--- Begin AVAILABLE DATA ---
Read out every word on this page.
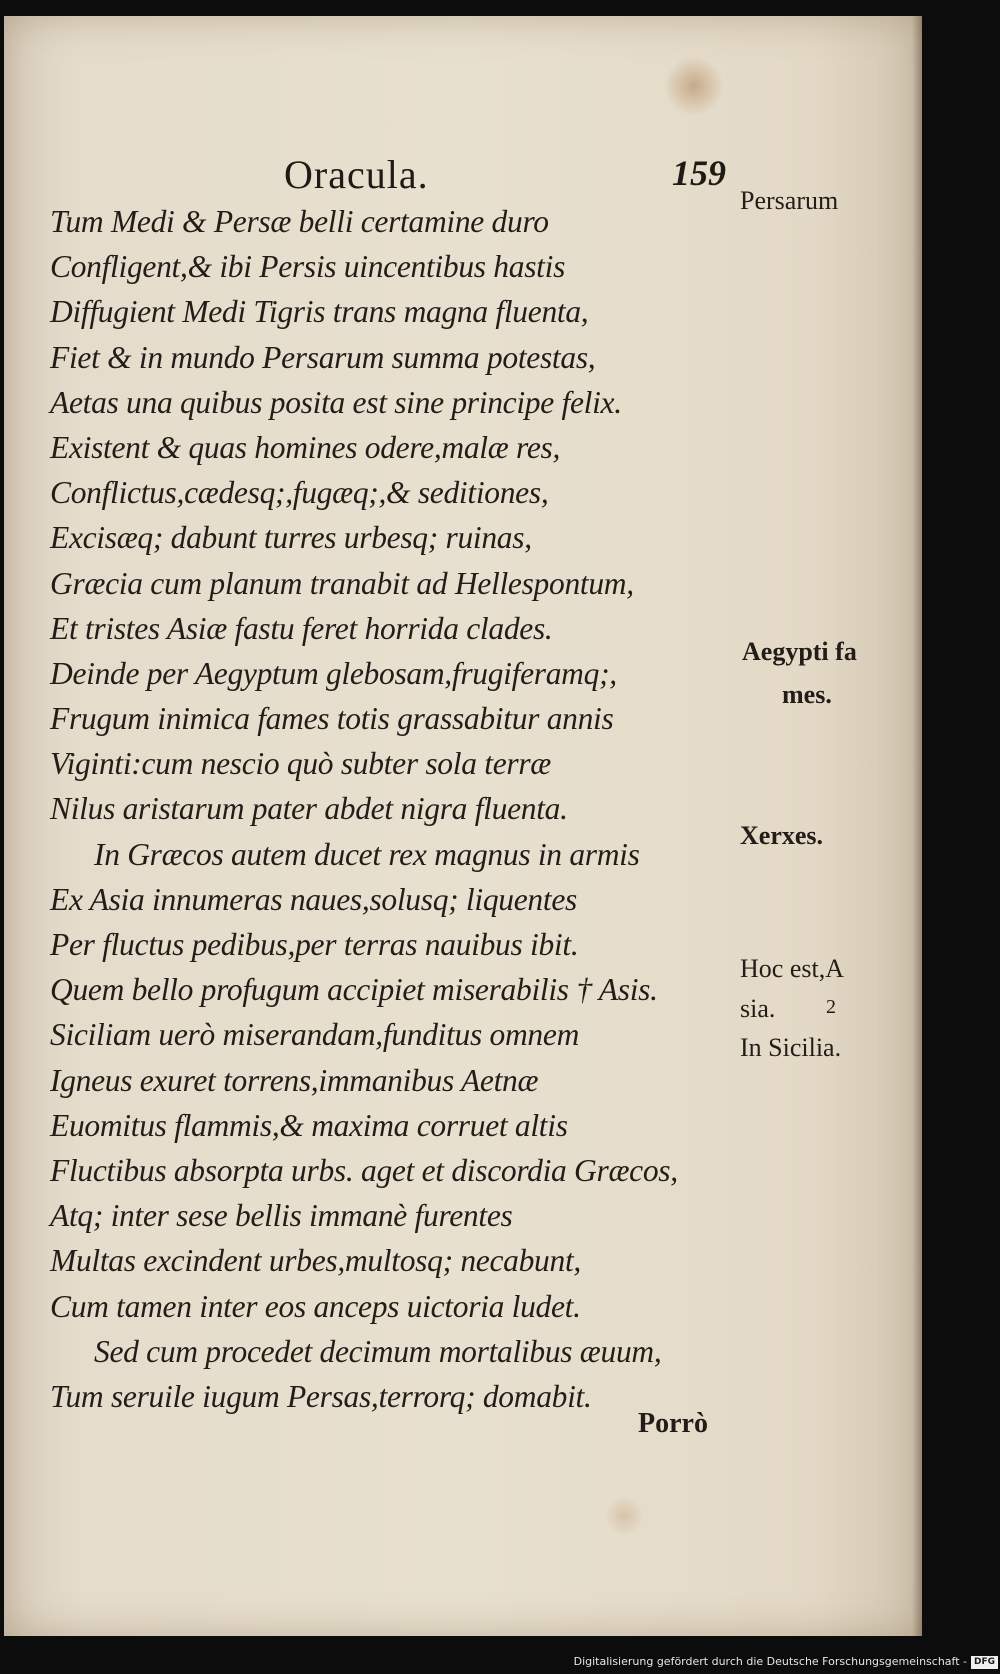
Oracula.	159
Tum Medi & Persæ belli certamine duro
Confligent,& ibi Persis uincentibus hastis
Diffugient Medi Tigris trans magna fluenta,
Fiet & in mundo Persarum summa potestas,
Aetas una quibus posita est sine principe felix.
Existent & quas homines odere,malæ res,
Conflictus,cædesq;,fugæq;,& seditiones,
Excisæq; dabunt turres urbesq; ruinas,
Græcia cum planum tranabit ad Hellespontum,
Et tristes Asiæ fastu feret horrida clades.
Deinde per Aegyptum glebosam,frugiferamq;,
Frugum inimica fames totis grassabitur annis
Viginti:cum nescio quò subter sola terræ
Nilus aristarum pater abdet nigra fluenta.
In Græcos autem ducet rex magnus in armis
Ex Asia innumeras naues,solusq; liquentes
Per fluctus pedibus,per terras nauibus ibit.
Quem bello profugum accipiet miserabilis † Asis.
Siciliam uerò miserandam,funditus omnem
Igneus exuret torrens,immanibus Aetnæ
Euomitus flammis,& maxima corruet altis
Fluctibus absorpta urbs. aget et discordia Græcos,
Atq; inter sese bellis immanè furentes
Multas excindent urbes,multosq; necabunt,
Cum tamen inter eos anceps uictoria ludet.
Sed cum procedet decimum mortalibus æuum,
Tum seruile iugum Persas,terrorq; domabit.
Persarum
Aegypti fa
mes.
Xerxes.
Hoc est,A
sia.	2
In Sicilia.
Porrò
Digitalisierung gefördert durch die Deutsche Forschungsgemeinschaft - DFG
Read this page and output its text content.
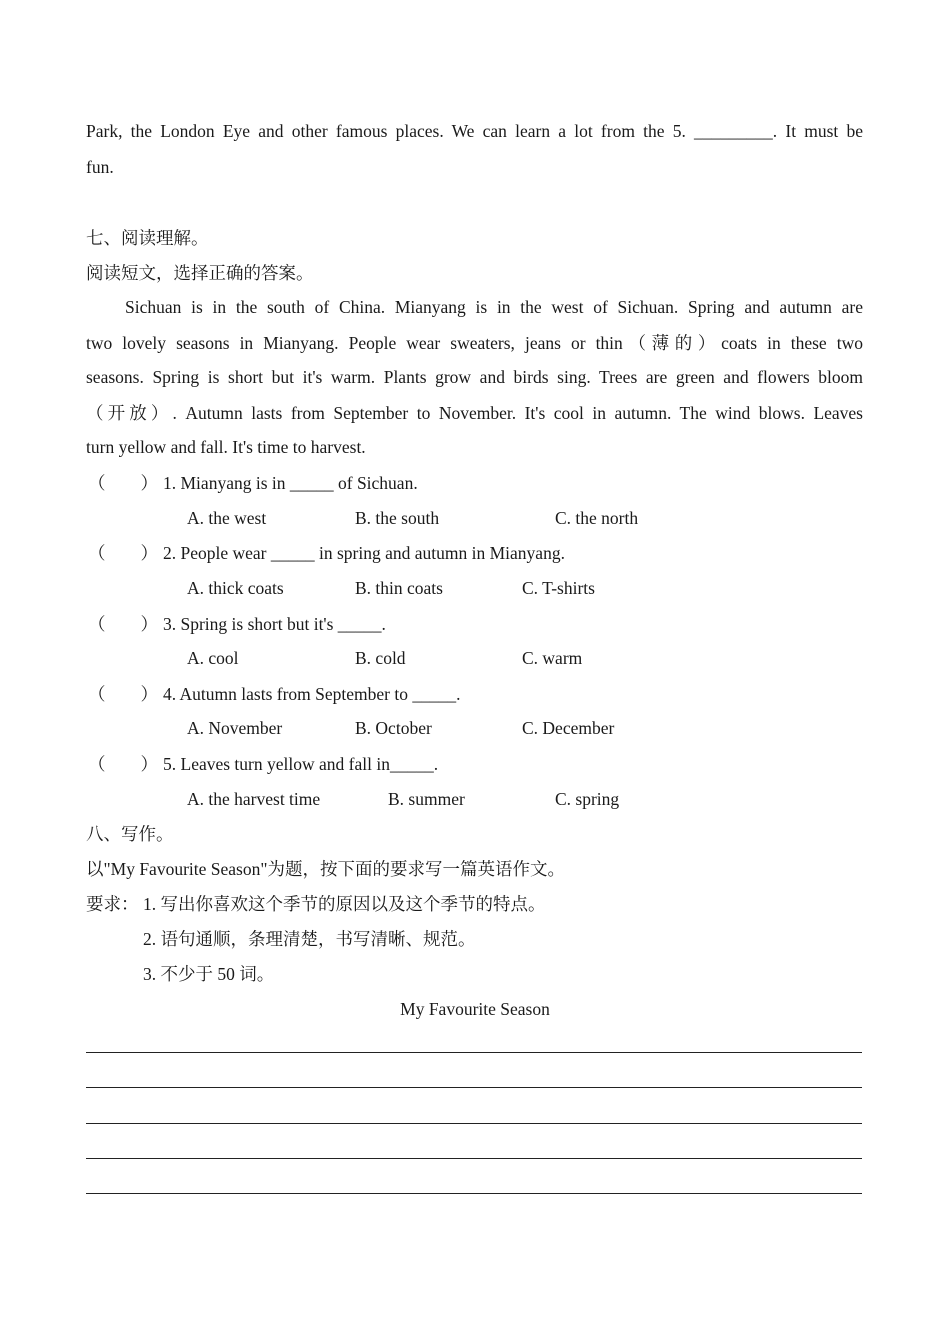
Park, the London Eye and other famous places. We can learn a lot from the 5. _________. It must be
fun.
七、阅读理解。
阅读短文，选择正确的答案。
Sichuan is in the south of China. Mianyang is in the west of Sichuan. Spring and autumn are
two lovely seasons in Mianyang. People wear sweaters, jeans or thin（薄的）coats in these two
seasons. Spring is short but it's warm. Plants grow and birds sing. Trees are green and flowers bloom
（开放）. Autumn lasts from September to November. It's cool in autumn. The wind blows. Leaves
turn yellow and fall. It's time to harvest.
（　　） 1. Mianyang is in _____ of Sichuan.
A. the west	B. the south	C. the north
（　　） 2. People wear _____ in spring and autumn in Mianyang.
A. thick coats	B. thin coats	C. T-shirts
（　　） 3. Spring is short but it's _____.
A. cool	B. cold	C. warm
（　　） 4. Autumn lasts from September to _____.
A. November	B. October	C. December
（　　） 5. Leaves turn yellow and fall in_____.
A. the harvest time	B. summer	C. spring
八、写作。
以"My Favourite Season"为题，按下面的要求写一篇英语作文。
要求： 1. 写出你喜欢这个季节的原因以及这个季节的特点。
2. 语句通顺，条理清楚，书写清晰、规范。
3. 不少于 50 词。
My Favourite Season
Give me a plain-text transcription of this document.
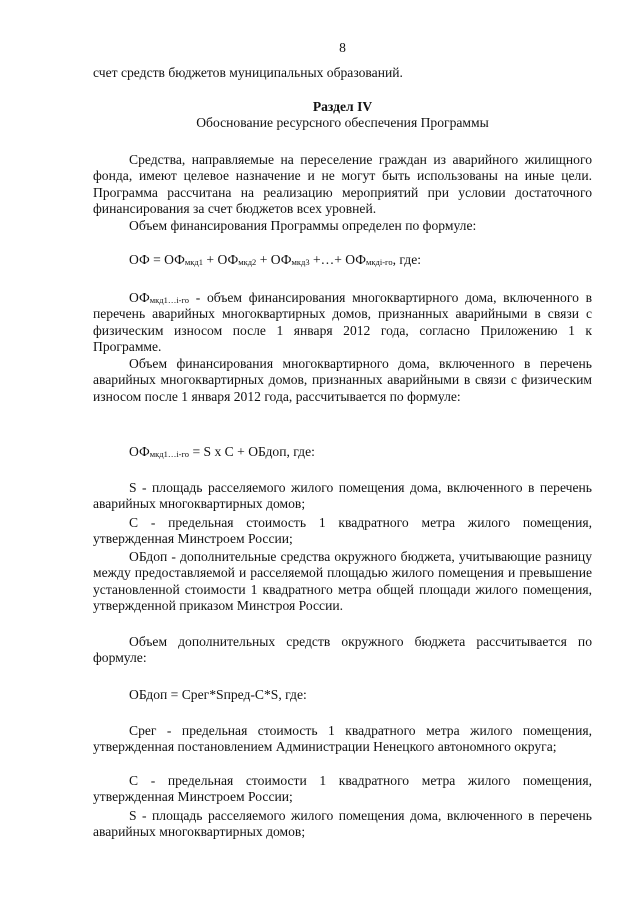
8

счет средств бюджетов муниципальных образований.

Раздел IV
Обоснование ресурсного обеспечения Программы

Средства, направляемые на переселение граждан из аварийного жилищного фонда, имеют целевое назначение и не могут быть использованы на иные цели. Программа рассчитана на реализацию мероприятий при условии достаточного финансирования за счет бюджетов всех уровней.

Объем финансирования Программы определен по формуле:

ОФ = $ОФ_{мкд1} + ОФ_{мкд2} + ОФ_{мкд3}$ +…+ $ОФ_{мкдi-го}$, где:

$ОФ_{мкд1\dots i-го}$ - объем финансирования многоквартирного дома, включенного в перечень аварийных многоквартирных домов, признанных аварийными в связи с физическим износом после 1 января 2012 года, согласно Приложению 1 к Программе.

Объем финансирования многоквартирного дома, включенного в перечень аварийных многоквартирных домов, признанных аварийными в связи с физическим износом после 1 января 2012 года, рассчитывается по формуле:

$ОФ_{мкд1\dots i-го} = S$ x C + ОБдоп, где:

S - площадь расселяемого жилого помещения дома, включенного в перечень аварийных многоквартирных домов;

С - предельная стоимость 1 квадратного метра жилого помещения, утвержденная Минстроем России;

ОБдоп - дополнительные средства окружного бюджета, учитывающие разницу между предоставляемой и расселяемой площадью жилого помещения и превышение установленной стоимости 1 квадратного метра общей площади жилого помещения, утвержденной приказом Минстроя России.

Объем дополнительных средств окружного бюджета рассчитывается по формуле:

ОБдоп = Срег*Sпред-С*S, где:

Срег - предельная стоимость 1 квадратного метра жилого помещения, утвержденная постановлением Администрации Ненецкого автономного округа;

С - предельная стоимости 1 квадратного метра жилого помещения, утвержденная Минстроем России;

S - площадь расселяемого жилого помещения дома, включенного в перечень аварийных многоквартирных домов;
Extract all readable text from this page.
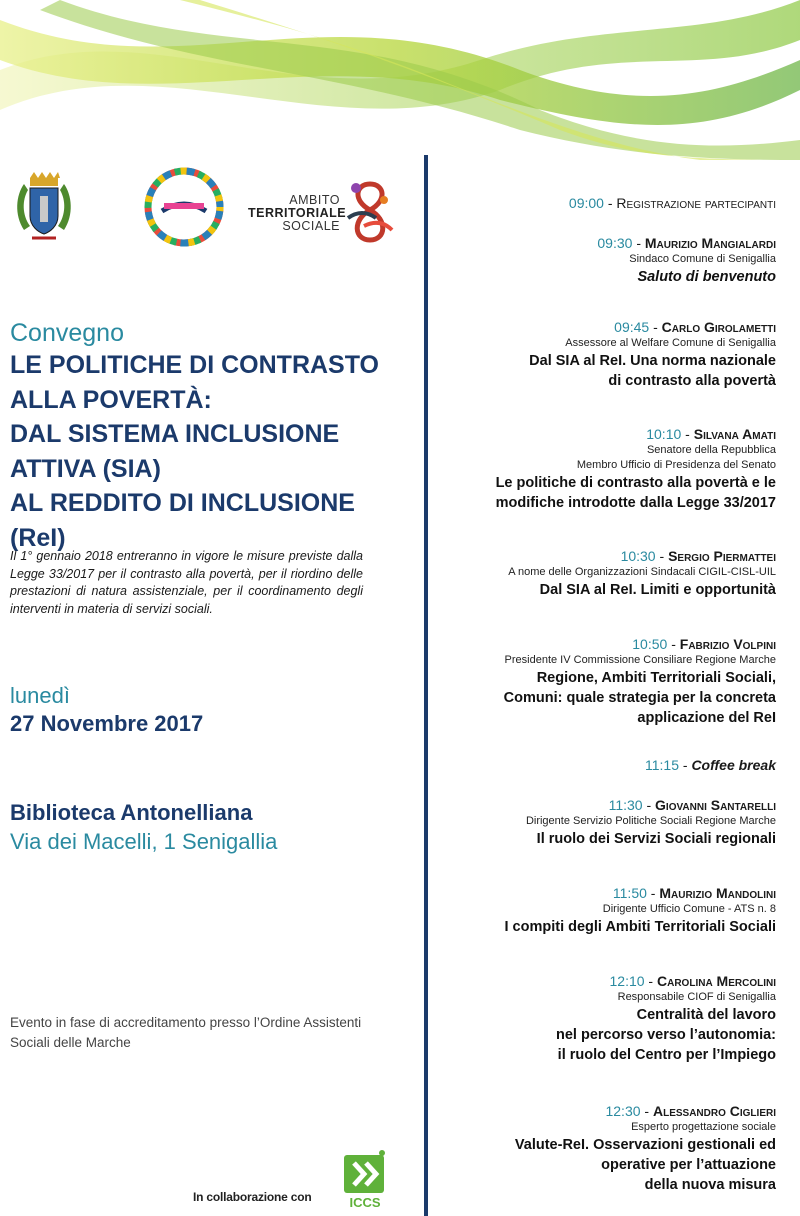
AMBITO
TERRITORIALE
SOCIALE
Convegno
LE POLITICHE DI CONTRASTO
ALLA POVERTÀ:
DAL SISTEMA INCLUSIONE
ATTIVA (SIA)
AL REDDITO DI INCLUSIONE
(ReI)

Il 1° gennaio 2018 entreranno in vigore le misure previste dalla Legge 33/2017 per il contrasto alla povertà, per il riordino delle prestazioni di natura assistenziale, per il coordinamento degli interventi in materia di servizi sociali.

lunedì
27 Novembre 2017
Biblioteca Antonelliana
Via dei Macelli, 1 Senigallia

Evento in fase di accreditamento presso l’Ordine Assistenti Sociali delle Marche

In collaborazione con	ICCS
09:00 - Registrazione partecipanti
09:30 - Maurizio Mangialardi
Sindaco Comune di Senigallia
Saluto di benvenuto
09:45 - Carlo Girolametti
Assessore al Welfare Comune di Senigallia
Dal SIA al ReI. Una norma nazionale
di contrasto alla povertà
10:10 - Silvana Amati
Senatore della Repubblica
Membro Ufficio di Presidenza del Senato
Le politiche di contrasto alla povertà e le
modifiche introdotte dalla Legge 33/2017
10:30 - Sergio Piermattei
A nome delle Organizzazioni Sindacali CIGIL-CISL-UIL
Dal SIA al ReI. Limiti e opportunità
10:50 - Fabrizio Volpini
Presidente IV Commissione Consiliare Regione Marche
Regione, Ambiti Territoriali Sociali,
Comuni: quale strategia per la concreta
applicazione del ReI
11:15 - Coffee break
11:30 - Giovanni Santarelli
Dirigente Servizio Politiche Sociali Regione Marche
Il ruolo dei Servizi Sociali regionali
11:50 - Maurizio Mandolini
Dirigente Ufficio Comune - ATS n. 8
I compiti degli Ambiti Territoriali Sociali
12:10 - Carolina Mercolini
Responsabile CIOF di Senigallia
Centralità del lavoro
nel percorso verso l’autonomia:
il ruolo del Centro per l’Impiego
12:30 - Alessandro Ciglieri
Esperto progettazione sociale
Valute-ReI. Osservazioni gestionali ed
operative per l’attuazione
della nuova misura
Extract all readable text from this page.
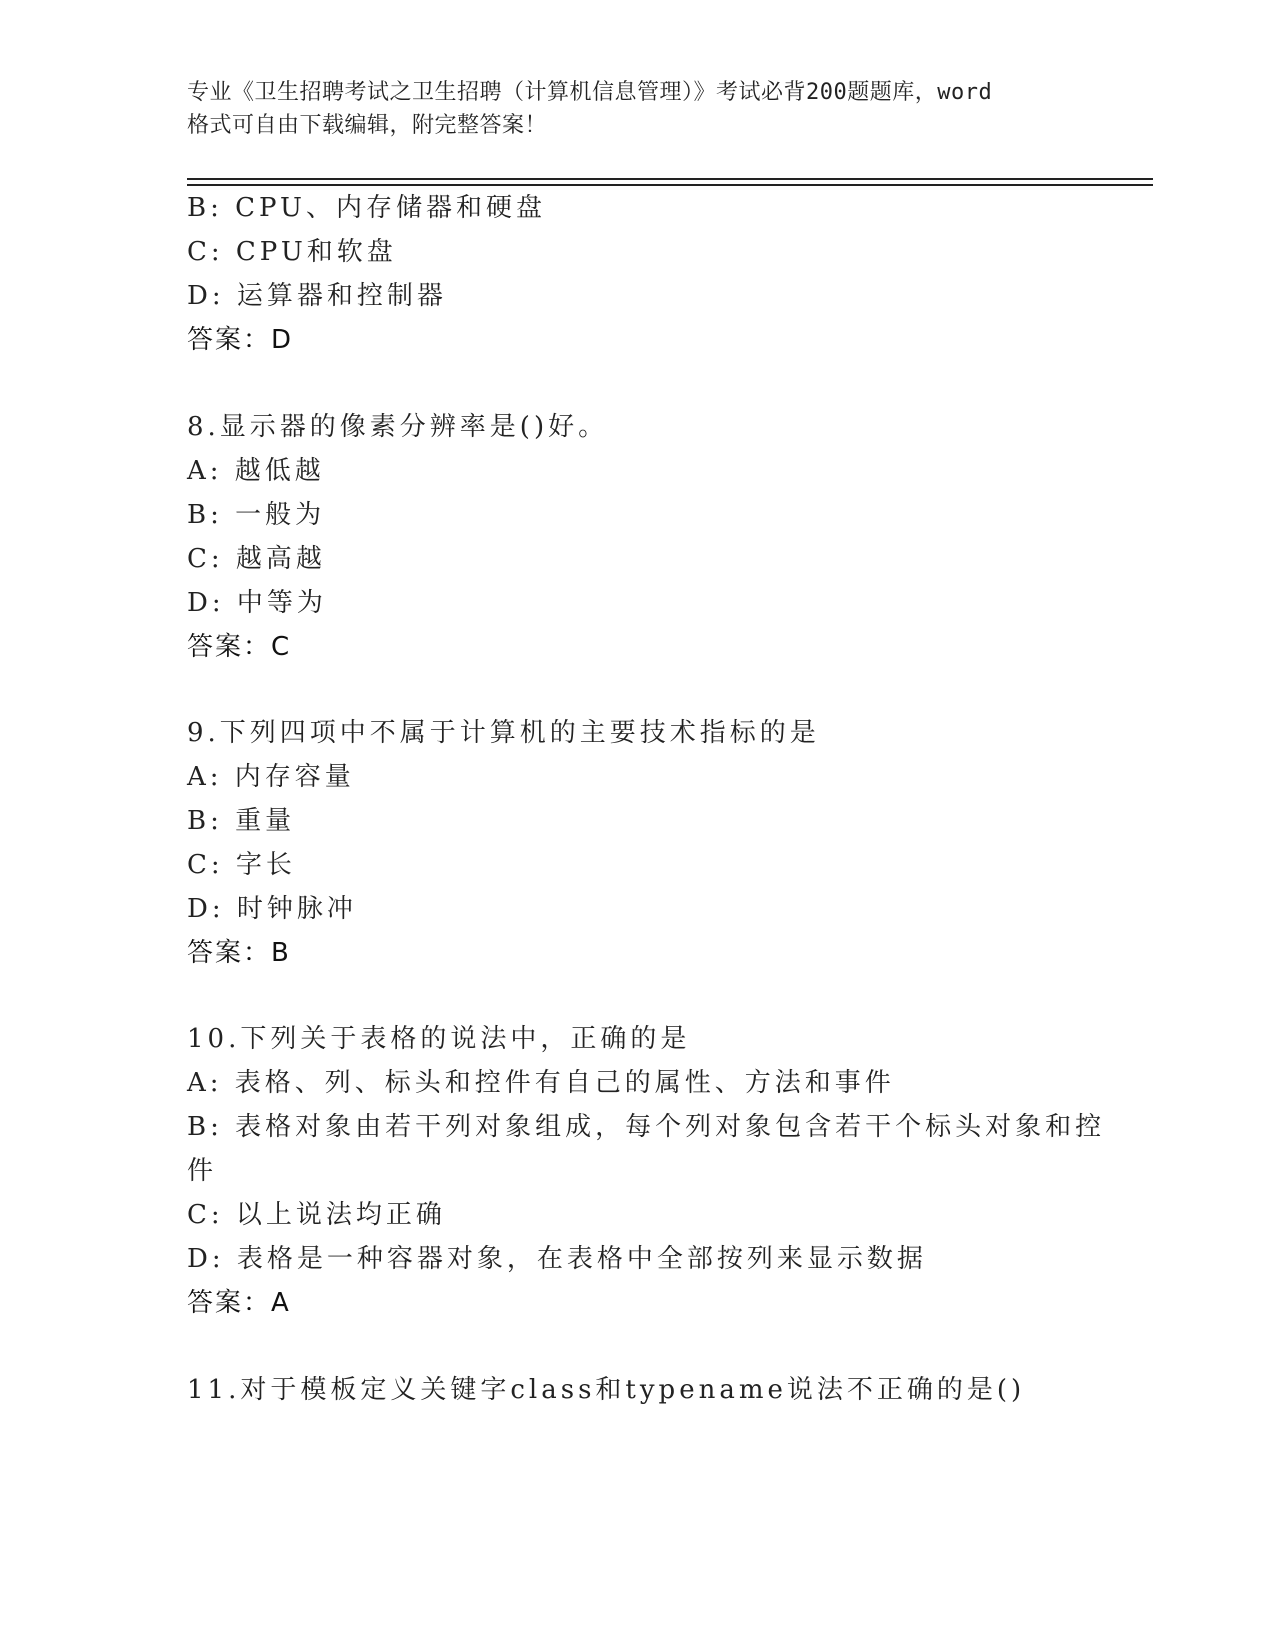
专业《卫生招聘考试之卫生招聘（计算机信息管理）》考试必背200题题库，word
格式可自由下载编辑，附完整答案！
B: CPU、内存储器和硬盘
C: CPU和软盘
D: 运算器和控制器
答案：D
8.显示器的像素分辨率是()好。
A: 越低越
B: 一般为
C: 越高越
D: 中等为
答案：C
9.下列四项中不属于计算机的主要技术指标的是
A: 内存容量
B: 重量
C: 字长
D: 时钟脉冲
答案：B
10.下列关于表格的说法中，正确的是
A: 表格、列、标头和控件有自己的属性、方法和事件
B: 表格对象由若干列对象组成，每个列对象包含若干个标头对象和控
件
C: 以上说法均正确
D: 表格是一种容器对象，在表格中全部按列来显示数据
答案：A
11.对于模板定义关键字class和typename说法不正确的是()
--- End AVAILABLE DATA ---
EXERCISE: For the material, find the number of lines holding the word "yellow" and give that figure and nothing more.

FINAL RESULT: 2